Task directions
Return all the data below as it stands, minus the pictures.
* START Input rows *
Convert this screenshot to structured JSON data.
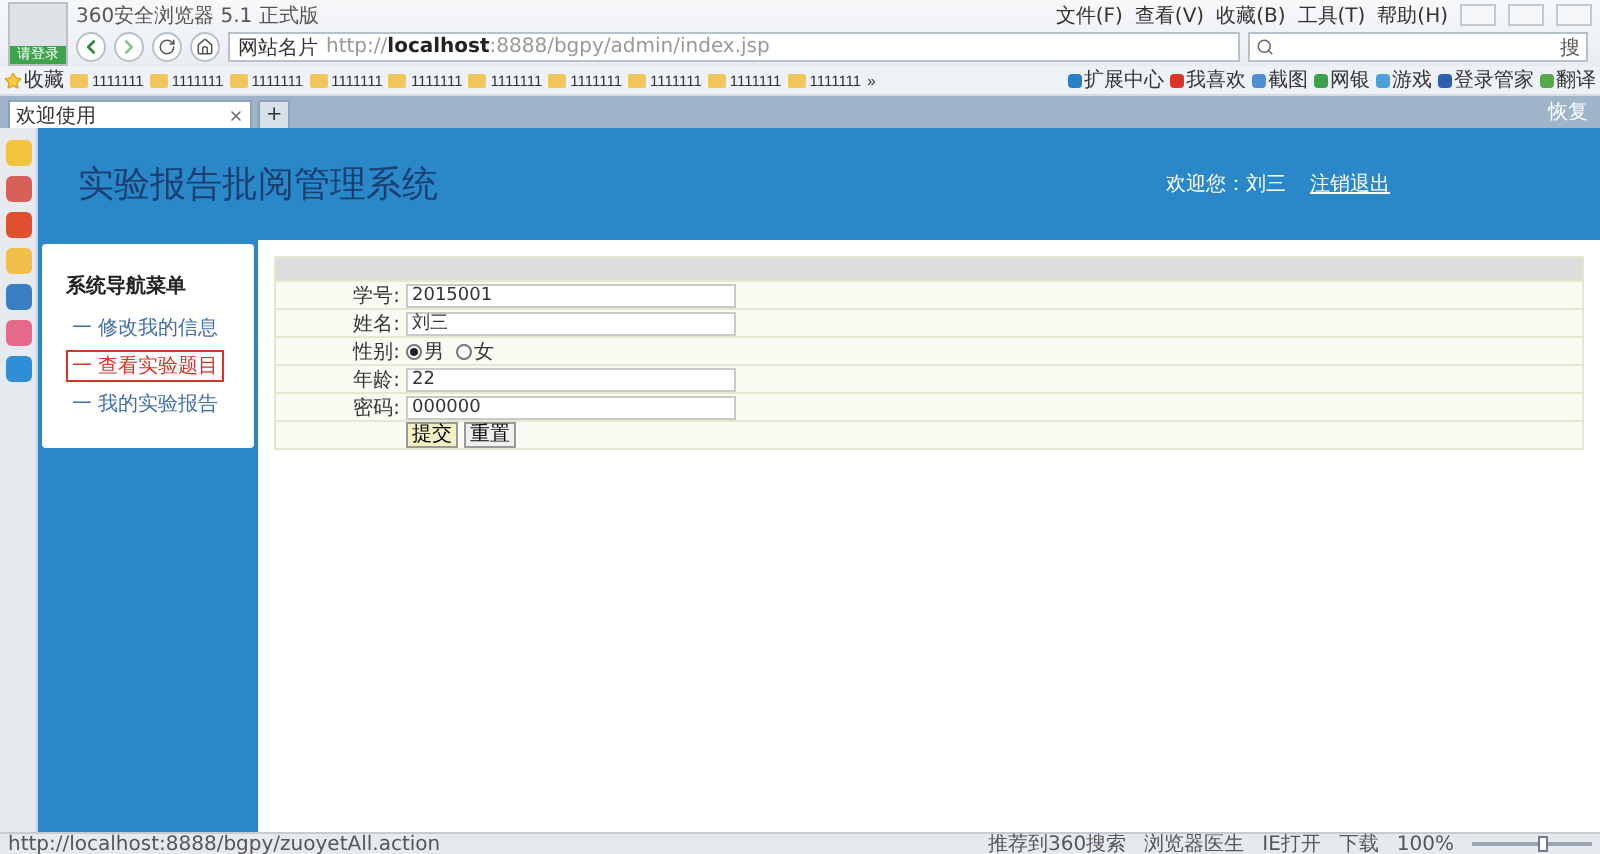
{
  "browser": {
    "title": "360安全浏览器 5.1 正式版",
    "login_label": "请登录",
    "menu": [
      "文件(F)",
      "查看(V)",
      "收藏(B)",
      "工具(T)",
      "帮助(H)"
    ],
    "site_name": "网站名片",
    "url_prefix": "http://",
    "url_host": "localhost",
    "url_rest": ":8888/bgpy/admin/index.jsp",
    "search_button": "搜",
    "favorites_label": "收藏",
    "bookmarks": [
      "1111111",
      "1111111",
      "1111111",
      "1111111",
      "1111111",
      "1111111",
      "1111111",
      "1111111",
      "1111111",
      "1111111"
    ],
    "more": "»",
    "tools": [
      "扩展中心",
      "我喜欢",
      "截图",
      "网银",
      "游戏",
      "登录管家",
      "翻译"
    ],
    "tabs": [
      {
        "label": "欢迎使用",
        "selected": true
      }
    ],
    "new_tab": "+",
    "restore_label": "恢复"
  },
  "page": {
    "title": "实验报告批阅管理系统",
    "welcome": "欢迎您：刘三",
    "logout": "注销退出",
    "nav": {
      "heading": "系统导航菜单",
      "items": [
        {
          "label": "一 修改我的信息",
          "selected": false
        },
        {
          "label": "一 查看实验题目",
          "selected": true
        },
        {
          "label": "一 我的实验报告",
          "selected": false
        }
      ]
    },
    "form": {
      "fields": [
        {
          "kind": "text",
          "label": "学号:",
          "value": "2015001"
        },
        {
          "kind": "text",
          "label": "姓名:",
          "value": "刘三"
        },
        {
          "kind": "radio",
          "label": "性别:",
          "options": [
            {
              "label": "男",
              "selected": true
            },
            {
              "label": "女",
              "selected": false
            }
          ]
        },
        {
          "kind": "text",
          "label": "年龄:",
          "value": "22"
        },
        {
          "kind": "text",
          "label": "密码:",
          "value": "000000"
        }
      ],
      "buttons": [
        "提交",
        "重置"
      ]
    }
  },
  "status_bar": {
    "url": "http://localhost:8888/bgpy/zuoyetAll.action",
    "items": [
      "推荐到360搜索",
      "浏览器医生",
      "IE打开",
      "下载"
    ],
    "zoom": "100%",
    "zoom_slider": {
      "level": 0.6
    }
  }
}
* END Input rows *
Written reply
Convert this screenshot to structured JSON data.
{
  "browser": {
    "title": "360安全浏览器 5.1 正式版",
    "login_label": "请登录",
    "menu": [
      "文件(F)",
      "查看(V)",
      "收藏(B)",
      "工具(T)",
      "帮助(H)"
    ],
    "site_name": "网站名片",
    "url_prefix": "http://",
    "url_host": "localhost",
    "url_rest": ":8888/bgpy/admin/index.jsp",
    "search_button": "搜",
    "favorites_label": "收藏",
    "bookmarks": [
      "1111111",
      "1111111",
      "1111111",
      "1111111",
      "1111111",
      "1111111",
      "1111111",
      "1111111",
      "1111111",
      "1111111"
    ],
    "more": "»",
    "tools": [
      "扩展中心",
      "我喜欢",
      "截图",
      "网银",
      "游戏",
      "登录管家",
      "翻译"
    ],
    "tabs": [
      {
        "label": "欢迎使用",
        "selected": true
      }
    ],
    "new_tab": "+",
    "restore_label": "恢复"
  },
  "page": {
    "title": "实验报告批阅管理系统",
    "welcome": "欢迎您：刘三",
    "logout": "注销退出",
    "nav": {
      "heading": "系统导航菜单",
      "items": [
        {
          "label": "一 修改我的信息",
          "selected": false
        },
        {
          "label": "一 查看实验题目",
          "selected": true
        },
        {
          "label": "一 我的实验报告",
          "selected": false
        }
      ]
    },
    "form": {
      "fields": [
        {
          "kind": "text",
          "label": "学号:",
          "value": "2015001"
        },
        {
          "kind": "text",
          "label": "姓名:",
          "value": "刘三"
        },
        {
          "kind": "radio",
          "label": "性别:",
          "options": [
            {
              "label": "男",
              "selected": true
            },
            {
              "label": "女",
              "selected": false
            }
          ]
        },
        {
          "kind": "text",
          "label": "年龄:",
          "value": "22"
        },
        {
          "kind": "text",
          "label": "密码:",
          "value": "000000"
        }
      ],
      "buttons": [
        "提交",
        "重置"
      ]
    }
  },
  "status_bar": {
    "url": "http://localhost:8888/bgpy/zuoyetAll.action",
    "items": [
      "推荐到360搜索",
      "浏览器医生",
      "IE打开",
      "下载"
    ],
    "zoom": "100%",
    "zoom_slider": {
      "level": 0.6
    }
  }
}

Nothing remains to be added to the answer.